=== Stated task ===
Extract every line from the records below that contains the word "interlinear".

=== Data for processing ===
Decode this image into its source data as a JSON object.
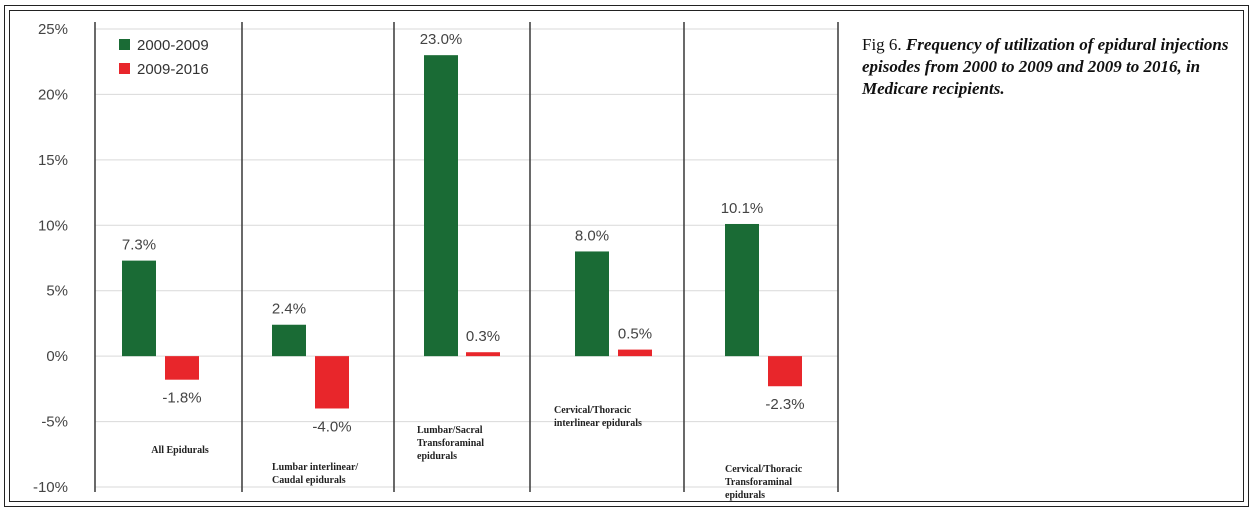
{
  "caption": {
    "fig_label": "Fig 6. ",
    "description": "Frequency of utilization of epidural injections episodes from 2000 to 2009 and 2009 to 2016, in Medicare recipients."
  },
  "chart_data": {
    "type": "bar",
    "title": "",
    "xlabel": "",
    "ylabel": "",
    "ylim": [
      -10,
      25
    ],
    "yticks": [
      25,
      20,
      15,
      10,
      5,
      0,
      -5,
      -10
    ],
    "ytick_labels": [
      "25%",
      "20%",
      "15%",
      "10%",
      "5%",
      "0%",
      "-5%",
      "-10%"
    ],
    "grid": true,
    "legend_position": "top-left",
    "categories": [
      [
        "All Epidurals"
      ],
      [
        "Lumbar interlinear/",
        "Caudal epidurals"
      ],
      [
        "Lumbar/Sacral",
        "Transforaminal",
        "epidurals"
      ],
      [
        "Cervical/Thoracic",
        "interlinear epidurals"
      ],
      [
        "Cervical/Thoracic",
        "Transforaminal",
        "epidurals"
      ]
    ],
    "series": [
      {
        "name": "2000-2009",
        "color": "#1a6b35",
        "values": [
          7.3,
          2.4,
          23.0,
          8.0,
          10.1
        ],
        "labels": [
          "7.3%",
          "2.4%",
          "23.0%",
          "8.0%",
          "10.1%"
        ]
      },
      {
        "name": "2009-2016",
        "color": "#e8262b",
        "values": [
          -1.8,
          -4.0,
          0.3,
          0.5,
          -2.3
        ],
        "labels": [
          "-1.8%",
          "-4.0%",
          "0.3%",
          "0.5%",
          "-2.3%"
        ]
      }
    ]
  }
}
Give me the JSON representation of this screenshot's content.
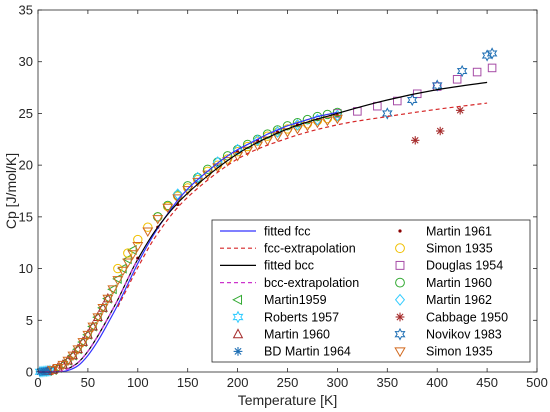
{
  "chart_data": {
    "type": "scatter",
    "xlabel": "Temperature [K]",
    "ylabel": "Cp [J/mol/K]",
    "xlim": [
      0,
      500
    ],
    "ylim": [
      0,
      35
    ],
    "xticks": [
      "0",
      "50",
      "100",
      "150",
      "200",
      "250",
      "300",
      "350",
      "400",
      "450",
      "500"
    ],
    "yticks": [
      "0",
      "5",
      "10",
      "15",
      "20",
      "25",
      "30",
      "35"
    ],
    "grid": false,
    "legend_position": "bottom-right",
    "series": [
      {
        "name": "fitted fcc",
        "kind": "line",
        "dash": "solid",
        "color": "#3333ff",
        "x": [
          0,
          20,
          30,
          40,
          50,
          60,
          70,
          80,
          90,
          100,
          110,
          120,
          130,
          140,
          150,
          160,
          170,
          180,
          190,
          200,
          210,
          220,
          230,
          240,
          250,
          260,
          270,
          280,
          290,
          300
        ],
        "y": [
          0,
          0.02,
          0.15,
          0.6,
          1.6,
          3.0,
          4.7,
          6.5,
          8.5,
          10.5,
          12.3,
          13.9,
          15.3,
          16.6,
          17.7,
          18.6,
          19.4,
          20.2,
          20.9,
          21.5,
          22.0,
          22.5,
          23.0,
          23.4,
          23.8,
          24.1,
          24.4,
          24.7,
          24.9,
          25.1
        ]
      },
      {
        "name": "fcc-extrapolation",
        "kind": "line",
        "dash": "dashed",
        "color": "#d62728",
        "x": [
          80,
          90,
          100,
          120,
          150,
          200,
          250,
          300,
          350,
          400,
          450
        ],
        "y": [
          6.3,
          8.2,
          10.1,
          13.4,
          16.9,
          20.6,
          22.6,
          23.9,
          24.7,
          25.4,
          26.0
        ]
      },
      {
        "name": "fitted bcc",
        "kind": "line",
        "dash": "solid",
        "color": "#000000",
        "x": [
          30,
          40,
          50,
          60,
          70,
          80,
          90,
          100,
          120,
          150,
          200,
          250,
          300,
          350,
          400,
          450
        ],
        "y": [
          0.3,
          0.9,
          2.0,
          3.5,
          5.2,
          7.0,
          9.0,
          10.9,
          14.0,
          17.3,
          21.1,
          23.5,
          25.0,
          26.3,
          27.3,
          28.0
        ]
      },
      {
        "name": "bcc-extrapolation",
        "kind": "line",
        "dash": "dashed",
        "color": "#cc33cc",
        "x": [
          0,
          20,
          30,
          40,
          50,
          60,
          70,
          80,
          90,
          100
        ],
        "y": [
          0,
          0.05,
          0.3,
          0.9,
          2.0,
          3.5,
          5.2,
          7.0,
          9.0,
          10.9
        ]
      },
      {
        "name": "Martin1959",
        "kind": "marker",
        "marker": "triangle-left",
        "color": "#33aa33",
        "x": [
          5,
          10,
          15,
          20,
          25,
          30,
          35,
          40,
          45,
          50,
          55,
          60,
          65,
          70,
          75,
          80,
          85,
          90,
          95
        ],
        "y": [
          0.05,
          0.1,
          0.2,
          0.4,
          0.7,
          1.1,
          1.6,
          2.2,
          2.9,
          3.6,
          4.4,
          5.3,
          6.2,
          7.1,
          8.0,
          9.0,
          10.0,
          10.9,
          11.8
        ]
      },
      {
        "name": "Roberts 1957",
        "kind": "marker",
        "marker": "hexagram",
        "color": "#33ccff",
        "x": [
          2,
          4,
          6,
          8,
          10,
          12
        ],
        "y": [
          0.02,
          0.04,
          0.06,
          0.08,
          0.1,
          0.13
        ]
      },
      {
        "name": "Martin 1960",
        "kind": "marker",
        "marker": "triangle-up",
        "color": "#a52a2a",
        "x": [
          10,
          15,
          20,
          25,
          30,
          35,
          40,
          45,
          50,
          55,
          60,
          65,
          70
        ],
        "y": [
          0.1,
          0.2,
          0.4,
          0.7,
          1.1,
          1.6,
          2.2,
          2.9,
          3.6,
          4.4,
          5.3,
          6.2,
          7.1
        ]
      },
      {
        "name": "BD Martin 1964",
        "kind": "marker",
        "marker": "asterisk",
        "color": "#1f6fb4",
        "x": [
          2,
          4,
          6,
          8,
          10
        ],
        "y": [
          0.02,
          0.04,
          0.06,
          0.08,
          0.1
        ]
      },
      {
        "name": "Martin 1961",
        "kind": "marker",
        "marker": "dot",
        "color": "#8b0000",
        "x": [
          100,
          120,
          140,
          160,
          180,
          200,
          220,
          240,
          260,
          280,
          300
        ],
        "y": [
          11.0,
          14.0,
          16.2,
          18.3,
          19.9,
          21.3,
          22.4,
          23.2,
          23.9,
          24.4,
          24.8
        ]
      },
      {
        "name": "Simon 1935",
        "kind": "marker",
        "marker": "circle",
        "color": "#f0c000",
        "x": [
          80,
          90,
          100,
          110,
          120,
          130,
          140,
          150,
          160,
          170,
          180,
          190,
          200,
          210,
          220,
          230,
          240,
          250,
          260,
          270,
          280,
          290,
          300
        ],
        "y": [
          10.0,
          11.5,
          12.8,
          14.0,
          15.0,
          16.0,
          17.0,
          17.8,
          18.6,
          19.4,
          20.0,
          20.6,
          21.3,
          21.8,
          22.3,
          22.8,
          23.2,
          23.5,
          23.8,
          24.0,
          24.3,
          24.5,
          24.7
        ]
      },
      {
        "name": "Douglas 1954",
        "kind": "marker",
        "marker": "square",
        "color": "#a64ca6",
        "x": [
          300,
          320,
          340,
          360,
          380,
          400,
          420,
          440,
          455
        ],
        "y": [
          25.0,
          25.2,
          25.7,
          26.2,
          26.9,
          27.6,
          28.3,
          29.0,
          29.4
        ]
      },
      {
        "name": "Martin 1960",
        "kind": "marker",
        "marker": "circle",
        "color": "#33aa33",
        "x": [
          120,
          130,
          140,
          150,
          160,
          170,
          180,
          190,
          200,
          210,
          220,
          230,
          240,
          250,
          260,
          270,
          280,
          290,
          300
        ],
        "y": [
          15.0,
          16.1,
          17.1,
          18.0,
          18.8,
          19.6,
          20.3,
          20.9,
          21.5,
          22.0,
          22.5,
          23.0,
          23.4,
          23.8,
          24.1,
          24.4,
          24.7,
          24.9,
          25.1
        ]
      },
      {
        "name": "Martin 1962",
        "kind": "marker",
        "marker": "diamond",
        "color": "#33ccff",
        "x": [
          140,
          160,
          180,
          200,
          220,
          240,
          260,
          280,
          300
        ],
        "y": [
          17.2,
          18.8,
          20.3,
          21.5,
          22.4,
          23.2,
          23.9,
          24.4,
          24.8
        ]
      },
      {
        "name": "Cabbage 1950",
        "kind": "marker",
        "marker": "asterisk",
        "color": "#a52a2a",
        "x": [
          378,
          403,
          423
        ],
        "y": [
          22.4,
          23.3,
          25.3
        ]
      },
      {
        "name": "Novikov 1983",
        "kind": "marker",
        "marker": "hexagram",
        "color": "#1f6fb4",
        "x": [
          350,
          375,
          400,
          425,
          450,
          455
        ],
        "y": [
          25.0,
          26.3,
          27.7,
          29.1,
          30.6,
          30.8
        ]
      },
      {
        "name": "Simon 1935",
        "kind": "marker",
        "marker": "triangle-down",
        "color": "#d2691e",
        "x": [
          15,
          20,
          25,
          30,
          35,
          40,
          45,
          50,
          55,
          60,
          65,
          70,
          75,
          80,
          85,
          90,
          95,
          100,
          110,
          120,
          130,
          140,
          150,
          160,
          170,
          180,
          190,
          200,
          210,
          220,
          230,
          240,
          250,
          260,
          270,
          280,
          290,
          300
        ],
        "y": [
          0.2,
          0.4,
          0.7,
          1.1,
          1.6,
          2.2,
          2.9,
          3.6,
          4.4,
          5.3,
          6.2,
          7.1,
          8.0,
          8.9,
          9.8,
          10.6,
          11.4,
          12.2,
          13.6,
          14.8,
          15.9,
          16.8,
          17.6,
          18.4,
          19.1,
          19.8,
          20.4,
          20.9,
          21.4,
          21.9,
          22.4,
          22.8,
          23.2,
          23.5,
          23.8,
          24.1,
          24.3,
          24.5
        ]
      }
    ]
  }
}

=== Reply to the exercise ===
        "Lumbar interlinear/",
        "interlinear epidurals"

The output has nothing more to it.